Records excerpted from a collection:
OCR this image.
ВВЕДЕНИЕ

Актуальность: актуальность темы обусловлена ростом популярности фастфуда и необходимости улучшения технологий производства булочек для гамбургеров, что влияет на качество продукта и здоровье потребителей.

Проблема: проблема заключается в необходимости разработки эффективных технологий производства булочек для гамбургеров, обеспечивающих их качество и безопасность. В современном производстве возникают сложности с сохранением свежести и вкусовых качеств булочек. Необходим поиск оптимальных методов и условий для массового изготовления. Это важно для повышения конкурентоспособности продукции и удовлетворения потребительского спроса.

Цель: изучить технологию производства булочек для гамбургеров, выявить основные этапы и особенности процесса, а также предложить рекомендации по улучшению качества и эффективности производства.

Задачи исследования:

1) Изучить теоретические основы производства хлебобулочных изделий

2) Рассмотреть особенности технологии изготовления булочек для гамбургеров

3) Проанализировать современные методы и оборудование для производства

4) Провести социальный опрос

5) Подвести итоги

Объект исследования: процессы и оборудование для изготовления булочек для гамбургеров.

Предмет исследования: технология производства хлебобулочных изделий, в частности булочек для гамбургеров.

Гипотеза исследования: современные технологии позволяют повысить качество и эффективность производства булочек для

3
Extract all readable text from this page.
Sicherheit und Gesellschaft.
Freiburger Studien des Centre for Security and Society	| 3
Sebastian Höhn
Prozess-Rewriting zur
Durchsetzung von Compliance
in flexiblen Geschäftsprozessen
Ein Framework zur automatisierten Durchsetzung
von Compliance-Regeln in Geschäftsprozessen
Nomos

Given request:
Transcribe the whole listing with nothing added or left out.

Correct result:
OCR this image.
ВВЕДЕНИЕ

Актуальность: актуальность темы обусловлена ростом популярности фастфуда и необходимости улучшения технологий производства булочек для гамбургеров, что влияет на качество продукта и здоровье потребителей.

Проблема: проблема заключается в необходимости разработки эффективных технологий производства булочек для гамбургеров, обеспечивающих их качество и безопасность. В современном производстве возникают сложности с сохранением свежести и вкусовых качеств булочек. Необходим поиск оптимальных методов и условий для массового изготовления. Это важно для повышения конкурентоспособности продукции и удовлетворения потребительского спроса.

Цель: изучить технологию производства булочек для гамбургеров, выявить основные этапы и особенности процесса, а также предложить рекомендации по улучшению качества и эффективности производства.

Задачи исследования:

1) Изучить теоретические основы производства хлебобулочных изделий

2) Рассмотреть особенности технологии изготовления булочек для гамбургеров

3) Проанализировать современные методы и оборудование для производства

4) Провести социальный опрос

5) Подвести итоги

Объект исследования: процессы и оборудование для изготовления булочек для гамбургеров.

Предмет исследования: технология производства хлебобулочных изделий, в частности булочек для гамбургеров.

Гипотеза исследования: современные технологии позволяют повысить качество и эффективность производства булочек для

3
Extract all readable text from this page.
Sicherheit und Gesellschaft.
Freiburger Studien des Centre for Security and Society	| 3
Sebastian Höhn
Prozess-Rewriting zur
Durchsetzung von Compliance
in flexiblen Geschäftsprozessen
Ein Framework zur automatisierten Durchsetzung
von Compliance-Regeln in Geschäftsprozessen
Nomos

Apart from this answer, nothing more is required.